- [TAREAS]:
**1.** Responde según el texto sobre Juan de la Cruz:
(a) ¿En qué ciudad y en qué año publicó F. Diego de Jesús sus obras?
(b) ¿En qué año se imprimió el Cántico espiritual?
(c) ¿Por qué es escritor un escritor?
**2.** Traduce al inglés esta oración del texto sobre Juan de la Cruz: «Un escritor lo es por su práctica sobre el lenguaje.»
**3.** Copia sin cambios un pasaje del texto sobre Juan de la Cruz. Empieza en las palabras "JUAN DE LA CRUZ, SAN, III." y termina después de "el Cántico espiritual.".

- [TEXTO PROPORCIONADO]:
=====

JUAN DE LA CRUZ, SAN, III. OBRA LITERARIA
Los escritos de J. de la C. fueron publicados póstumos; bajo el título Obras
espirituales que encaminan a un alma a la perfecta unión con Dios, aparecen
publicados 27 años después de su muerte por F. Diego de Jesús (Alcalá 1618):
Subida al monte Carmelo, Noche oscura y Llama de amor viva. En 1627 se imprimió
el Cántico espiritual.
Su importancia como reformador en el panorama religioso de su tiempo, cuyo
alcance no vamos a analizar aquí, el acercamiento al santo varón que, sin duda,
fue, han ocultado, en el sentido más lato del término, al J. de la C. escritor,
al artista que compuso una de las obras breves más importantes de la literatura
castellana. Cuando digo «ocultar», no olvido las aproximaciones que a su poesía
han realizado autores como Menéndez Pelayo, Dámaso Alonso, Gerardo Diego, Emilio
Orozco, Helmut Hatzfeld, entre otros, de innegable importancia para el análisis
de la personalidad del escritor, pero insuficientes, en cierta medida, para la
dilucidación última, científica, de lo que como «obra literaria» es su
producción. La santidad del autor, su misticismo, su intensa vida espiritual no
son motivos suficientes para justificar a un escritor en cuanto tal. Un escritor
lo es por su práctica sobre el lenguaje. Y si tal práctica es la obra, y no sólo
un vehículo para hacerla llegar, resulta obvio que el enfrentamiento con ella
nos debe conducir necesariamente por otros caminos. Lo expuesto así no implica
una negación de otro tipo de acercamiento crítico en sentido absoluto, pero sí
la necesidad de concederle el crédito preciso en virtud de los postulados
teóricos de base. Así, si se parte del concepto de palabra como sonorización del
pensamiento, o del signo como representación del mismo, se da por supuesto que
el pensamiento, o las ideas, puedan existir fuera de su formulación lingüística,
algo que, sin entrar en mayores profundidades, resulta inaceptable. Por ello
analizar el impulso místico en la poesía de J. de la C. es, de entrada, un error
teórico, si, como ocurre, se entiende que tal impulso místico describe y explica
el fenómeno literario en su obra.
J. de la C. no es sólo uno de los mayores poetas de su tiempo, sino,
principalmente, uno de los más modernos. Y moderno no alude aquí al hecho
irrefutable de que su obra pueda ser gozada desde una sensibilidad actual,
característica de la que todos los clásicos participan en mayor o menor grado.

=====

- [MATERIAL PROPORCIONADO]:
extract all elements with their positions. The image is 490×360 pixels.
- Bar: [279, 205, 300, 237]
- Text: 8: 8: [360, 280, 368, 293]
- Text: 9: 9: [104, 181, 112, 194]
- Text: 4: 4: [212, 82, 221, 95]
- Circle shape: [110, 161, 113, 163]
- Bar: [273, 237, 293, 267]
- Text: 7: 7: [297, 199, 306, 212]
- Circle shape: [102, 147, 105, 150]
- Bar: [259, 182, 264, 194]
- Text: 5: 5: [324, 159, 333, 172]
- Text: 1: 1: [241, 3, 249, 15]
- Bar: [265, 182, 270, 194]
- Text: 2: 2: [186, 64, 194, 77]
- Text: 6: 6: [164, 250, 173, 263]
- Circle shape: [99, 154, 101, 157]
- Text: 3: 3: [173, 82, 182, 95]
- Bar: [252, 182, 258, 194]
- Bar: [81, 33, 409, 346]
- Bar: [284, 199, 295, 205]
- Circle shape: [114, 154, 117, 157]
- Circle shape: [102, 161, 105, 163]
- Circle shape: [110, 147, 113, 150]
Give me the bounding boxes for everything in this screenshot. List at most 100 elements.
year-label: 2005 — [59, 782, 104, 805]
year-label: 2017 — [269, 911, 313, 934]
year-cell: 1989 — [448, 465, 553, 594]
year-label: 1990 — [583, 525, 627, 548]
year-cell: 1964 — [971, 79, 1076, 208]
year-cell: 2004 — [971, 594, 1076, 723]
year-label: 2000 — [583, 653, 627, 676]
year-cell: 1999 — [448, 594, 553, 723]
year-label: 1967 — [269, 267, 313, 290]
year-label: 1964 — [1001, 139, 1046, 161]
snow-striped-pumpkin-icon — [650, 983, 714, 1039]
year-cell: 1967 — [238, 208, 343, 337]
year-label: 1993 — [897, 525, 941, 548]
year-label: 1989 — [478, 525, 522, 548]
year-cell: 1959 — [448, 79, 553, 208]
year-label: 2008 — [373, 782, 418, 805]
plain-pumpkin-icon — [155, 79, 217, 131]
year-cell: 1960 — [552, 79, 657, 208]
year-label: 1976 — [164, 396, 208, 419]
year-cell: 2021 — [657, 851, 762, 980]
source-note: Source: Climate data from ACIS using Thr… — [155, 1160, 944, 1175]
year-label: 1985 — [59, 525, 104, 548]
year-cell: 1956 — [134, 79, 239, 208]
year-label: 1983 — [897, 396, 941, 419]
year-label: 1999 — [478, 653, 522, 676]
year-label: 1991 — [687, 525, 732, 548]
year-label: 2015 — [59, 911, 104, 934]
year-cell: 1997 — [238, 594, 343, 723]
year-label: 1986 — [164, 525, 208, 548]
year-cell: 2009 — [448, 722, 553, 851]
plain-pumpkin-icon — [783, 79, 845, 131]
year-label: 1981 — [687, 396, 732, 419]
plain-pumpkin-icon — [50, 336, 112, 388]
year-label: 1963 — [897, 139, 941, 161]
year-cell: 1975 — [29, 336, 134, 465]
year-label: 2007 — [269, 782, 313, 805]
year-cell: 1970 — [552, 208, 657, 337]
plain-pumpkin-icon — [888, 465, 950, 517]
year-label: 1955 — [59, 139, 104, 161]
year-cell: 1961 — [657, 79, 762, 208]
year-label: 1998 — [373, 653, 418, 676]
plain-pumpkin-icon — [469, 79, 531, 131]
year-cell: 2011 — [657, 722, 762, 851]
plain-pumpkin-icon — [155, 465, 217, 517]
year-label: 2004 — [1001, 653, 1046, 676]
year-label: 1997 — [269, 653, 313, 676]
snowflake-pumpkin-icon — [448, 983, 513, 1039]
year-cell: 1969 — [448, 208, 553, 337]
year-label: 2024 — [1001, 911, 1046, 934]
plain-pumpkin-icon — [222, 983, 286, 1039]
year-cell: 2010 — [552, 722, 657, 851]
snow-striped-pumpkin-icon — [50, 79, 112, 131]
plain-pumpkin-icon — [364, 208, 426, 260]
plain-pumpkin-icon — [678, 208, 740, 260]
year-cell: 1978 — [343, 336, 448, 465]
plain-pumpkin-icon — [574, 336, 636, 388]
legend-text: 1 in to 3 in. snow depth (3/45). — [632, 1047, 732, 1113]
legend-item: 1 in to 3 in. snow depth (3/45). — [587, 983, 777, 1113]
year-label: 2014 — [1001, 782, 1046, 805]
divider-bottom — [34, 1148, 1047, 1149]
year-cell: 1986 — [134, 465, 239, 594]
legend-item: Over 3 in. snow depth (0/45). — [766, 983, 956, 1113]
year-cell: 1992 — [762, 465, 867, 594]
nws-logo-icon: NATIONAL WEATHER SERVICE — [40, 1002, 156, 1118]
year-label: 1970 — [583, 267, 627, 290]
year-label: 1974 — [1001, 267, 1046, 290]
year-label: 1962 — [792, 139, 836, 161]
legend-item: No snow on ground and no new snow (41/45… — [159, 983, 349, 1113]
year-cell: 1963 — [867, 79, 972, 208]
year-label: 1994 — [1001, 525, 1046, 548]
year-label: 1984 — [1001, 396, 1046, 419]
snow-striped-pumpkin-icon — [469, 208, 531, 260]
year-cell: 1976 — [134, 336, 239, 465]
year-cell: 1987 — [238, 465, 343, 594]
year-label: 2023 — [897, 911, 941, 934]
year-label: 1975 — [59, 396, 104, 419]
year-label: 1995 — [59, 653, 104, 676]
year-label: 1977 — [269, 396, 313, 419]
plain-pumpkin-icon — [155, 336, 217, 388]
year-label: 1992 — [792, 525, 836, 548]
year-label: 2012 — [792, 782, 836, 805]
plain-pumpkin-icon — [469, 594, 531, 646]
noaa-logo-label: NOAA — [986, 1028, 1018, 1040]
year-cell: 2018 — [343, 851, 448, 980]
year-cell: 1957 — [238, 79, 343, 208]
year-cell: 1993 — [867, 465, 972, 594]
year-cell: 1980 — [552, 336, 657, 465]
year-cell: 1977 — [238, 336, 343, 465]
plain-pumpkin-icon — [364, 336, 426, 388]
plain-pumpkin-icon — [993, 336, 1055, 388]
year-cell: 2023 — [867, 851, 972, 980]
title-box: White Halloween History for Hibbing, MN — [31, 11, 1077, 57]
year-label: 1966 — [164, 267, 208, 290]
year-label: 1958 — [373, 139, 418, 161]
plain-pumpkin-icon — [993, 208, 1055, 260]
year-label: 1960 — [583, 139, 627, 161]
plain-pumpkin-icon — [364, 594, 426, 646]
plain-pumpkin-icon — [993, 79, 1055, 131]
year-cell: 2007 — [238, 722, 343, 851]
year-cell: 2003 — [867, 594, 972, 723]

=====

- [SOLUCIONES POR TAREA]:
**1.**
(a) En Alcalá, en 1618.
(b) En 1627.
(c) Por su práctica sobre el lenguaje.

**2.** A writer is one by virtue of their practice with language.

**3.**
JUAN DE LA CRUZ, SAN, III. OBRA LITERARIA
Los escritos de J. de la C. fueron publicados póstumos; bajo el título Obras
espirituales que encaminan a un alma a la perfecta unión con Dios, aparecen
publicados 27 años después de su muerte por F. Diego de Jesús (Alcalá 1618):
Subida al monte Carmelo, Noche oscura y Llama de amor viva. En 1627 se imprimió
el Cántico espiritual.